What you will do: Find each line in the following listing that has the string "stactionenginesftpdevuk", then state the count and nothing else.

Listing:
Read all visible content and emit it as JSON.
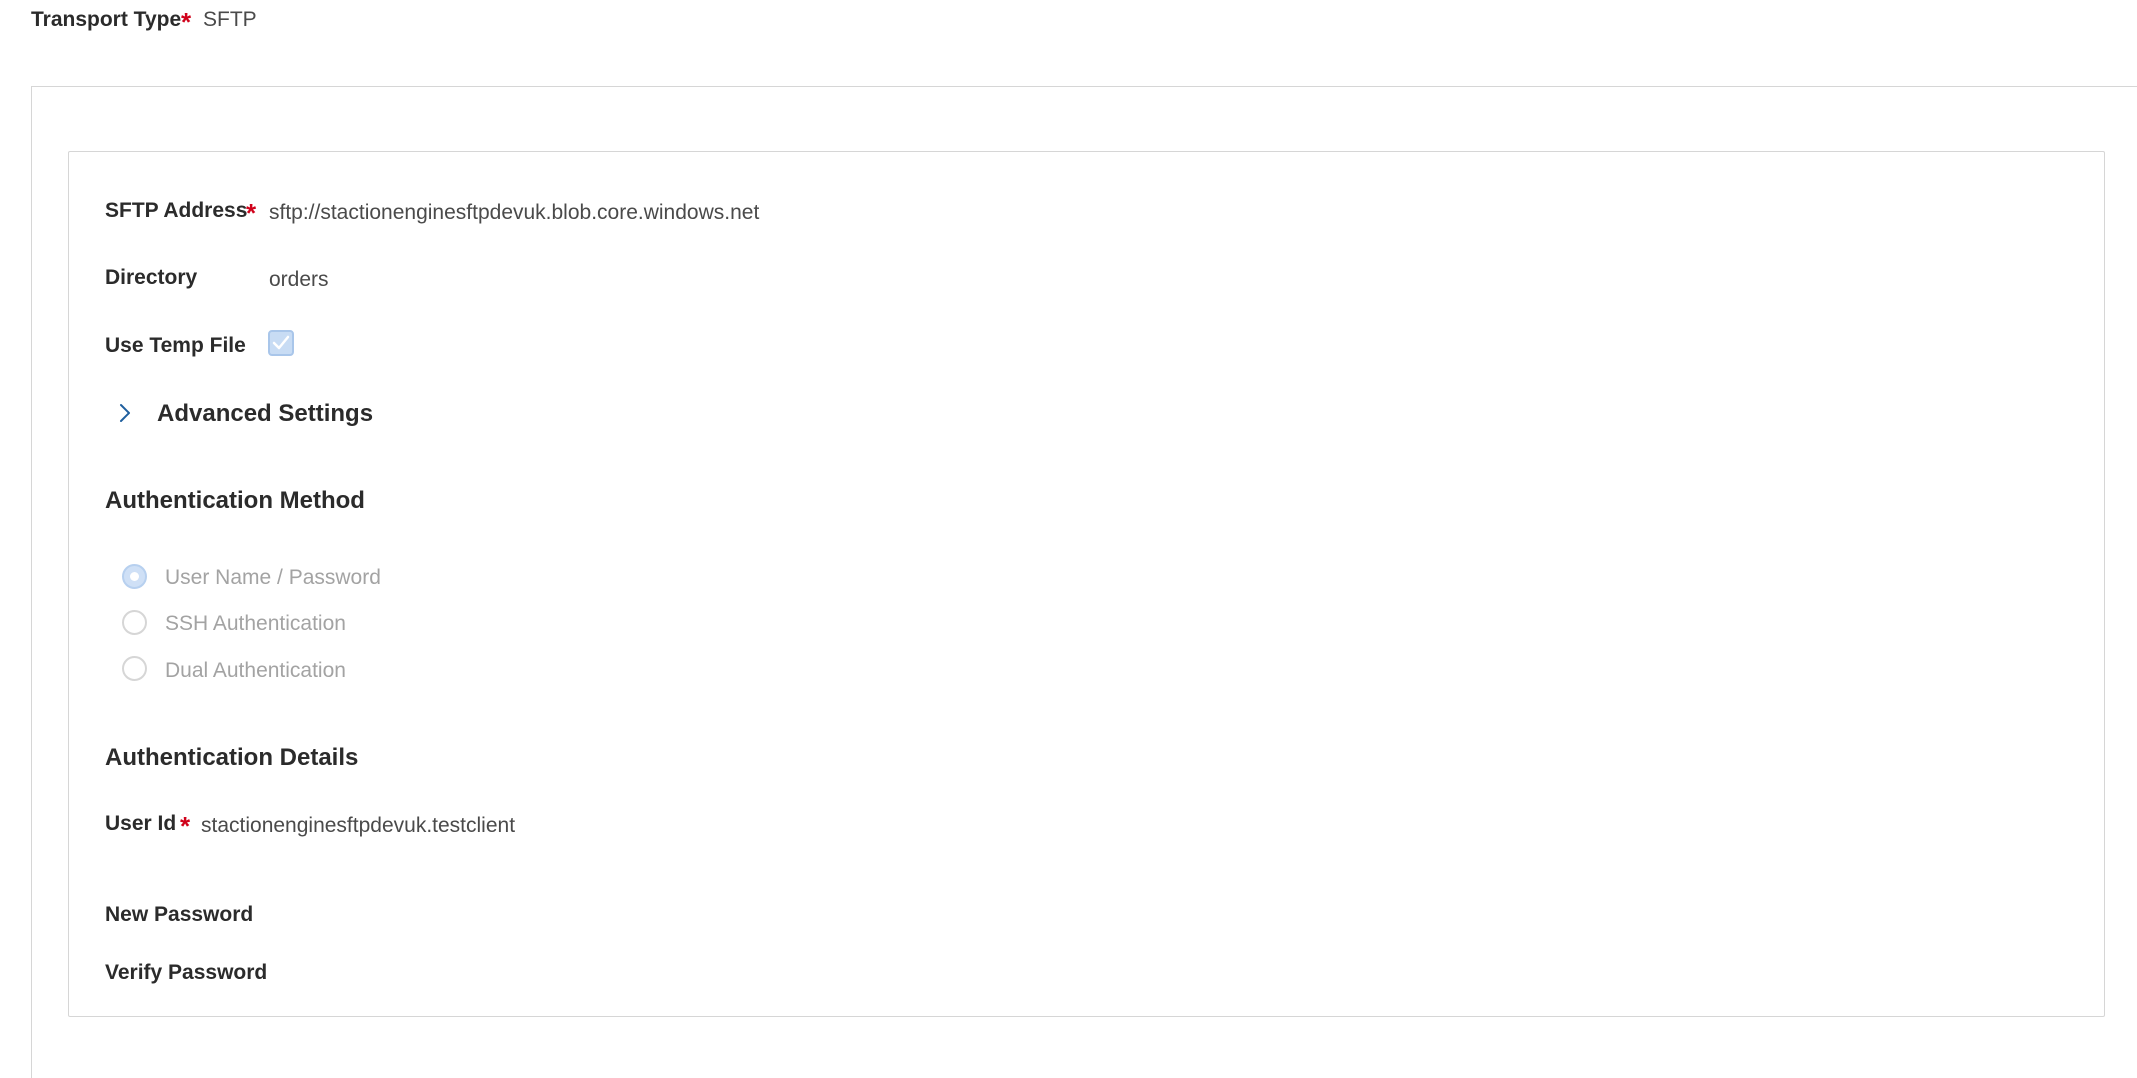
{
  "transport": {
    "label": "Transport Type",
    "required_mark": "*",
    "value": "SFTP"
  },
  "sftp": {
    "address_label": "SFTP Address",
    "address_required_mark": "*",
    "address_value": "sftp://stactionenginesftpdevuk.blob.core.windows.net",
    "directory_label": "Directory",
    "directory_value": "orders",
    "temp_file_label": "Use Temp File",
    "temp_file_checked": true,
    "advanced_settings_label": "Advanced Settings"
  },
  "auth_method": {
    "title": "Authentication Method",
    "options": [
      {
        "label": "User Name / Password",
        "selected": true
      },
      {
        "label": "SSH Authentication",
        "selected": false
      },
      {
        "label": "Dual Authentication",
        "selected": false
      }
    ]
  },
  "auth_details": {
    "title": "Authentication Details",
    "user_id_label": "User Id",
    "user_id_required_mark": "*",
    "user_id_value": "stactionenginesftpdevuk.testclient",
    "new_password_label": "New Password",
    "verify_password_label": "Verify Password"
  },
  "colors": {
    "required": "#d0021b",
    "accent": "#1f5f9e",
    "checkbox_fill": "#c8dcf4"
  },
  "icons": {
    "advanced_toggle": "chevron-right-icon",
    "temp_file_check": "checkmark-icon"
  }
}
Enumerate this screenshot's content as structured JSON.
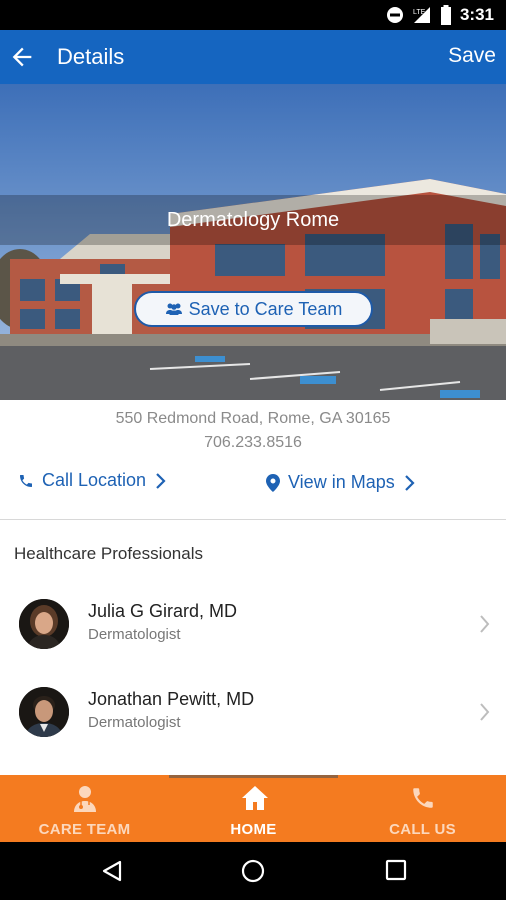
{
  "status_bar": {
    "time": "3:31",
    "network": "LTE"
  },
  "app_bar": {
    "title": "Details",
    "save_label": "Save"
  },
  "location": {
    "name": "Dermatology Rome",
    "save_team_label": "Save to Care Team",
    "address": "550 Redmond Road, Rome, GA 30165",
    "phone": "706.233.8516",
    "call_label": "Call Location",
    "maps_label": "View in Maps"
  },
  "professionals": {
    "section_title": "Healthcare Professionals",
    "items": [
      {
        "name": "Julia G Girard, MD",
        "specialty": "Dermatologist"
      },
      {
        "name": "Jonathan Pewitt, MD",
        "specialty": "Dermatologist"
      }
    ]
  },
  "bottom_nav": {
    "items": [
      {
        "label": "CARE TEAM",
        "icon": "doctor-icon"
      },
      {
        "label": "HOME",
        "icon": "home-icon"
      },
      {
        "label": "CALL US",
        "icon": "phone-icon"
      }
    ],
    "active": "HOME"
  },
  "colors": {
    "primary": "#1565c0",
    "accent": "#f47b20",
    "link": "#1e62b4"
  }
}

Written response: 2